**STATED TASK:**
Below are records; work out how many of their lines contain "JSON" and give only that number.

(Lines of data)
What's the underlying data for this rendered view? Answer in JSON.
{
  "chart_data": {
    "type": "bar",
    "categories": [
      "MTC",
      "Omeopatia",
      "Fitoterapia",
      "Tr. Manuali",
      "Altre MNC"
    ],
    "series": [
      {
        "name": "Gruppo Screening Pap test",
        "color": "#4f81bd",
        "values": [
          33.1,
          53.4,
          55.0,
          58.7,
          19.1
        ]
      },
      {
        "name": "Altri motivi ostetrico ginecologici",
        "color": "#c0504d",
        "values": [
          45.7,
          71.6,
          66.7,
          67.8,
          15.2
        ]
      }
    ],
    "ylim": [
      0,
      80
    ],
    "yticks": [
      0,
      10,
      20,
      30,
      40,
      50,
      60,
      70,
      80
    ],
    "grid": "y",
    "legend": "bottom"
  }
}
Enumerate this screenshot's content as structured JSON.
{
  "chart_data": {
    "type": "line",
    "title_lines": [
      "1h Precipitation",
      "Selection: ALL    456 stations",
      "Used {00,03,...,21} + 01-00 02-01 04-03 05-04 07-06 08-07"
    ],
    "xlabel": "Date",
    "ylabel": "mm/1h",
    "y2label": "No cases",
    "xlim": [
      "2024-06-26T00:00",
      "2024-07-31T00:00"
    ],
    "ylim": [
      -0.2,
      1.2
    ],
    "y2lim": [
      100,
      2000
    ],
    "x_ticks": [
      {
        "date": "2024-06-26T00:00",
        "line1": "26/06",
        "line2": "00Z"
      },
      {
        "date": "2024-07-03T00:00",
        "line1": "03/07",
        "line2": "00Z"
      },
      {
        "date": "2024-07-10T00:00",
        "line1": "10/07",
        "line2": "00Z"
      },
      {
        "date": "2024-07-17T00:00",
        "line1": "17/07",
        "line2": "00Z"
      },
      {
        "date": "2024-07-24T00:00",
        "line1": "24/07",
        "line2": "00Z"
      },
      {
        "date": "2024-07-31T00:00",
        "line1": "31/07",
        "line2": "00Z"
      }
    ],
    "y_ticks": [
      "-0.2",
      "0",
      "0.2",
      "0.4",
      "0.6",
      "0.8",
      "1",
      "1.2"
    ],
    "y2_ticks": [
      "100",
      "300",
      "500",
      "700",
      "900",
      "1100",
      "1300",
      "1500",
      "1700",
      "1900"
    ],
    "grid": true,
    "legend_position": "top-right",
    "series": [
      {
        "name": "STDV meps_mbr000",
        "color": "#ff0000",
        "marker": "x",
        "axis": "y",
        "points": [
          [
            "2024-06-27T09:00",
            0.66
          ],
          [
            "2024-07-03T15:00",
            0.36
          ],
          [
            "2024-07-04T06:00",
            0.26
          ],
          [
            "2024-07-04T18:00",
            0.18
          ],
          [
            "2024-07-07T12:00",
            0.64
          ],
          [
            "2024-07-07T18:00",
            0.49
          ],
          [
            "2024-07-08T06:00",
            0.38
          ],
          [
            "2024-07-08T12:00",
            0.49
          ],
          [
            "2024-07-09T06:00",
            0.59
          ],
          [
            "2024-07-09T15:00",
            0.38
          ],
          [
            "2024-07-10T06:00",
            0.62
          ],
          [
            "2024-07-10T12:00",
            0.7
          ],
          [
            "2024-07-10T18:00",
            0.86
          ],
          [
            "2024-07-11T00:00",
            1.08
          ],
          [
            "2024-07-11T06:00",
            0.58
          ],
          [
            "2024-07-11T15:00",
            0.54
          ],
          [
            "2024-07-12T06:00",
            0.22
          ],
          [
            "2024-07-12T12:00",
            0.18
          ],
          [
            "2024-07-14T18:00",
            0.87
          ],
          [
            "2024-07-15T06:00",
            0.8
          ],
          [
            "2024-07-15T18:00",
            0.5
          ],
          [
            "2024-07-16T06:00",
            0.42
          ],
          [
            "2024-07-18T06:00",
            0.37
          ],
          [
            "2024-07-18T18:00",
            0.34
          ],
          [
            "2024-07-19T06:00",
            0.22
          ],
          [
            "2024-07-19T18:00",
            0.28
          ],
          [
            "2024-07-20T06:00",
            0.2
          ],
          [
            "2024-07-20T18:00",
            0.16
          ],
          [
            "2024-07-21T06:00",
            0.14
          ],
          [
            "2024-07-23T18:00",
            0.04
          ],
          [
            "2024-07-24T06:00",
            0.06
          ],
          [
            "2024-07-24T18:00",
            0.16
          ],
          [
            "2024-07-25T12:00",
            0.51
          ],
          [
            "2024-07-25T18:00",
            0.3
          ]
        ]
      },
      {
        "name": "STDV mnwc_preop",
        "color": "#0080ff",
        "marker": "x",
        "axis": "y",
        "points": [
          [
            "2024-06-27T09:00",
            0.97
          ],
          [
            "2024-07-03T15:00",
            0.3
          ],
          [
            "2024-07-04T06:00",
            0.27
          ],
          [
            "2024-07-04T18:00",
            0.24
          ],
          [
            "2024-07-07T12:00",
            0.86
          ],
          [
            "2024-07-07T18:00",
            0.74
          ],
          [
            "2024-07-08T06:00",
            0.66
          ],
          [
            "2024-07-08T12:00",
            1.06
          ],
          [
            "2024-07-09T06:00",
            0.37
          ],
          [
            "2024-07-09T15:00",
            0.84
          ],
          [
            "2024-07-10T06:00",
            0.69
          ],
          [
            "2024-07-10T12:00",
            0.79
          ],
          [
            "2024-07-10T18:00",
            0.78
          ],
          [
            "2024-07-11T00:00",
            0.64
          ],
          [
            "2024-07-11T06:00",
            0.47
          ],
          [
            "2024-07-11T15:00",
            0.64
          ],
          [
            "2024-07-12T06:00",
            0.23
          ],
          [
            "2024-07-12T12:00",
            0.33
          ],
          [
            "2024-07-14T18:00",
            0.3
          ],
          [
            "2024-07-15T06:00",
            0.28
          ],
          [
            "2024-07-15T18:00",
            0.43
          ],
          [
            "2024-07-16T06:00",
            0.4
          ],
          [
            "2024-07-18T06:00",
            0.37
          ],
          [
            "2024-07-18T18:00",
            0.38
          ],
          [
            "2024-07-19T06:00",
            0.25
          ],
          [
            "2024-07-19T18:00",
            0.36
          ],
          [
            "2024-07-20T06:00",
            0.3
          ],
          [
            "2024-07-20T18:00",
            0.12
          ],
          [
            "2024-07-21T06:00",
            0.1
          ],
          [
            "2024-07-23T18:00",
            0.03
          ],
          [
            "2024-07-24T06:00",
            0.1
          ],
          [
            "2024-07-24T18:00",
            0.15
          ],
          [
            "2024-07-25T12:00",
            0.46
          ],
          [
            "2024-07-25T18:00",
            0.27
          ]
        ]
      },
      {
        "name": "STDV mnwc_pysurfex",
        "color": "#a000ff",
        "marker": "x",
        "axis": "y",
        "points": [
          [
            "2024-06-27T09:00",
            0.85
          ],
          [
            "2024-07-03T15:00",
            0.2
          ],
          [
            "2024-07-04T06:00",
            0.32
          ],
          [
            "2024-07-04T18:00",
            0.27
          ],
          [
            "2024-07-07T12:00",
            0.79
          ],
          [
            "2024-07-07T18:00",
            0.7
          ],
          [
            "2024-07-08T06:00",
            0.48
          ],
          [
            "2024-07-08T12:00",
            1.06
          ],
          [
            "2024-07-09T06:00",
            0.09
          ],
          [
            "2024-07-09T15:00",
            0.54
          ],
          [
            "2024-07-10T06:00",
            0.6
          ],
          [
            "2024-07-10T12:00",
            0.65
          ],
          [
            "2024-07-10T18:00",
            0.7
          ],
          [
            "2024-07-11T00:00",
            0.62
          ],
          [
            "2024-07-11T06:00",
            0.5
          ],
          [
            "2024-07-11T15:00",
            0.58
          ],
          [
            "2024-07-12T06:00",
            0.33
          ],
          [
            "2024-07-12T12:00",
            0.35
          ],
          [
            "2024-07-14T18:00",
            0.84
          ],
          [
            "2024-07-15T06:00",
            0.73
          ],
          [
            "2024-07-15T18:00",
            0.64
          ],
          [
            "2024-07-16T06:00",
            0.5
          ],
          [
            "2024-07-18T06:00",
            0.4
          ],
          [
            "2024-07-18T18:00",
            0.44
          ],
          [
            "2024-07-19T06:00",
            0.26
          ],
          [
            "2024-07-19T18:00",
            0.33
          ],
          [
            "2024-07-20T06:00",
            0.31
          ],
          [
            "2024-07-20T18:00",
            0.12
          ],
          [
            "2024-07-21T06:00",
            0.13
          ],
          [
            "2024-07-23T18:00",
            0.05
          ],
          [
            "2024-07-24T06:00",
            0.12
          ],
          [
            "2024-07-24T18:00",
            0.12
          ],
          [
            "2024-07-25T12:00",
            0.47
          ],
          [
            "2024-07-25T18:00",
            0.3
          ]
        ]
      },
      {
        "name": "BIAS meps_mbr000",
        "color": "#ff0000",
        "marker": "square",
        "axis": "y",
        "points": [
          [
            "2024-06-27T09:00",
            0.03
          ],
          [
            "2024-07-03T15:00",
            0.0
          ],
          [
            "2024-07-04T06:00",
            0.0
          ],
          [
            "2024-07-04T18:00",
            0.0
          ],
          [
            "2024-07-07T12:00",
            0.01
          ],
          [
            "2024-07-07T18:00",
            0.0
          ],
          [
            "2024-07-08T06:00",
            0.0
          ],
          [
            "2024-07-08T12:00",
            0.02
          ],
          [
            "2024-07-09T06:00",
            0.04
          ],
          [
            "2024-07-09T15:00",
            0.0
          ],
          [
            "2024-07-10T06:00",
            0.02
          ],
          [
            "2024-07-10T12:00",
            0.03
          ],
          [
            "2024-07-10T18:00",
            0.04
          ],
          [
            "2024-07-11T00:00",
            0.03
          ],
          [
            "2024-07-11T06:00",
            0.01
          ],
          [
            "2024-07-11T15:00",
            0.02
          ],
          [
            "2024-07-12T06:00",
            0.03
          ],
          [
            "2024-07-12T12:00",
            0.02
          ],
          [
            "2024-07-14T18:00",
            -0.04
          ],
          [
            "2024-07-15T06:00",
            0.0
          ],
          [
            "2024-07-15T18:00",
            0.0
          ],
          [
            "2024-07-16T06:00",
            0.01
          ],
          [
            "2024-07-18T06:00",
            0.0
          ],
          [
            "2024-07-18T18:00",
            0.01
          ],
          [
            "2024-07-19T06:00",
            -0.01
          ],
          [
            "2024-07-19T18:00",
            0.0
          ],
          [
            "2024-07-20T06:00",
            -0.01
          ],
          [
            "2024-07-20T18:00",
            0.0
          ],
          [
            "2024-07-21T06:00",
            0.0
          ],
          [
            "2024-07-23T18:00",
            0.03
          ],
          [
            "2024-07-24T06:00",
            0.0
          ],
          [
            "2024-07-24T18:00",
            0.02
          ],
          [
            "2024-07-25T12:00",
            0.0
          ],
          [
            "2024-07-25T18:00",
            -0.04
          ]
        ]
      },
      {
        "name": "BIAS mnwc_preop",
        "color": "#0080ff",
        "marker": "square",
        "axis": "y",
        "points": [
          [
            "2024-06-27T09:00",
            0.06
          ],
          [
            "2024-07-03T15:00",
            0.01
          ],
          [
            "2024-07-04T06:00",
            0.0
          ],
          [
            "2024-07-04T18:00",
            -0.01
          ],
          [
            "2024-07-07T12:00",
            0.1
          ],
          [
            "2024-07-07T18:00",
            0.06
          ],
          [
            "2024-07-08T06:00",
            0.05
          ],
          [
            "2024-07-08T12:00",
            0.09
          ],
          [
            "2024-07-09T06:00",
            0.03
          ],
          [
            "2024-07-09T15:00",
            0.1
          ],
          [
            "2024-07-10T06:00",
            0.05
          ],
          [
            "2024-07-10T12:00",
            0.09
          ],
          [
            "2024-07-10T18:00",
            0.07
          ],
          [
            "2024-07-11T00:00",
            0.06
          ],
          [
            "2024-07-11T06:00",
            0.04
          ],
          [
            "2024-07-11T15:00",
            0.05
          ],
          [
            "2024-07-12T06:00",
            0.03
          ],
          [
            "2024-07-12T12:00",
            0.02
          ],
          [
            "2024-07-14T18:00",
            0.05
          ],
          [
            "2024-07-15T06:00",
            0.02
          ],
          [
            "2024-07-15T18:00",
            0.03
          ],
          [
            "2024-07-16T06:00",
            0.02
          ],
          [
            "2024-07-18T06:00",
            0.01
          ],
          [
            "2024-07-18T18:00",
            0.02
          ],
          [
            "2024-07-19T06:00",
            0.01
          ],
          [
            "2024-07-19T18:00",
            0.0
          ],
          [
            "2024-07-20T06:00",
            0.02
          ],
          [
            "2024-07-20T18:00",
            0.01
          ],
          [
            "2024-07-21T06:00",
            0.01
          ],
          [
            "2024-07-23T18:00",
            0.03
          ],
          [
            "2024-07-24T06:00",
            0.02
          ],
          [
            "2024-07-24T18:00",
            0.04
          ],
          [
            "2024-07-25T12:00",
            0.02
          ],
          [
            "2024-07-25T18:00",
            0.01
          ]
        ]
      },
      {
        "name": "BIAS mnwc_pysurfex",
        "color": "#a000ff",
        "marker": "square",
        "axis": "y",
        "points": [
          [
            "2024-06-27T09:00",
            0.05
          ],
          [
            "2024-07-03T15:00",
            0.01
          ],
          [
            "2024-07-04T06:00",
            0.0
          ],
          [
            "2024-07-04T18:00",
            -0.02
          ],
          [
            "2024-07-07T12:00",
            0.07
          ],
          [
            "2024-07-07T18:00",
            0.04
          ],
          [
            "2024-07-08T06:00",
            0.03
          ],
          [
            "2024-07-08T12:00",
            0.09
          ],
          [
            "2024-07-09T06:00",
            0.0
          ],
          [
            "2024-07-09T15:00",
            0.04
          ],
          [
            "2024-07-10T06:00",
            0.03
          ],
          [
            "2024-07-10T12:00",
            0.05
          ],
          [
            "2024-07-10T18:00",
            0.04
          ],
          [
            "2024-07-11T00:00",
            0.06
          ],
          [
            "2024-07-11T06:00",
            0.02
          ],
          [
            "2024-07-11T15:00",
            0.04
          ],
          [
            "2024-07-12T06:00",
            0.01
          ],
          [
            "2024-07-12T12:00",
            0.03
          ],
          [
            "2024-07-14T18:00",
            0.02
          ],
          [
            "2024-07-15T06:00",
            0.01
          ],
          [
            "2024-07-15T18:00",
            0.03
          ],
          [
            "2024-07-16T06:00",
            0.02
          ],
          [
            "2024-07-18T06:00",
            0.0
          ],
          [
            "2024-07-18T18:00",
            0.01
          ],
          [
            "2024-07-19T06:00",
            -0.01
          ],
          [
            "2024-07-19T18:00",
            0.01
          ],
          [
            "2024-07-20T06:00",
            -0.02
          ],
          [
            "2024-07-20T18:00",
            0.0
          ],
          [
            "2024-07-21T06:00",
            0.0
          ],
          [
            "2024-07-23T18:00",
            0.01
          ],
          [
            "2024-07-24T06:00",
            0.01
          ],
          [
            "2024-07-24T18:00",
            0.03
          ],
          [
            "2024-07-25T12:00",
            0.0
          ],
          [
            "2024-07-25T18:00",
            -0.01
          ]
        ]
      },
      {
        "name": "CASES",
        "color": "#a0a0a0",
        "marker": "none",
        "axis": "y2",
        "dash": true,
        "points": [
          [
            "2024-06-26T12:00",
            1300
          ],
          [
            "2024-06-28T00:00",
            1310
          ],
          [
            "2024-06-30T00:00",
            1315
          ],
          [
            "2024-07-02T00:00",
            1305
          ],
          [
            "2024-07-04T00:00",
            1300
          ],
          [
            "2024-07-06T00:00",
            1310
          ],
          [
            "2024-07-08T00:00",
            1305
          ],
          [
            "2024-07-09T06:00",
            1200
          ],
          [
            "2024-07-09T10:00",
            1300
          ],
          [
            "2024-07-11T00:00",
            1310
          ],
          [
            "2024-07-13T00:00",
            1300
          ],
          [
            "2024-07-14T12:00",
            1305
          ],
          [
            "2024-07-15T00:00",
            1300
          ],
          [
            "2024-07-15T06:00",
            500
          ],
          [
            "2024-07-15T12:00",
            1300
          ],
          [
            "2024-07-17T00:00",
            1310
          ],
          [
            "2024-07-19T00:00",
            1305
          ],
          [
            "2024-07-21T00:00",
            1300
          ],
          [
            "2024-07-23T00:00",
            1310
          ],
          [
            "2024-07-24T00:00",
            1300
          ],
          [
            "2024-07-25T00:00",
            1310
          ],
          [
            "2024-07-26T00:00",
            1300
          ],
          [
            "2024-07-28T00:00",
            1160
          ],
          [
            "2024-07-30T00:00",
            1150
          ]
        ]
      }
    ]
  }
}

**WORKED SOLUTION:**
2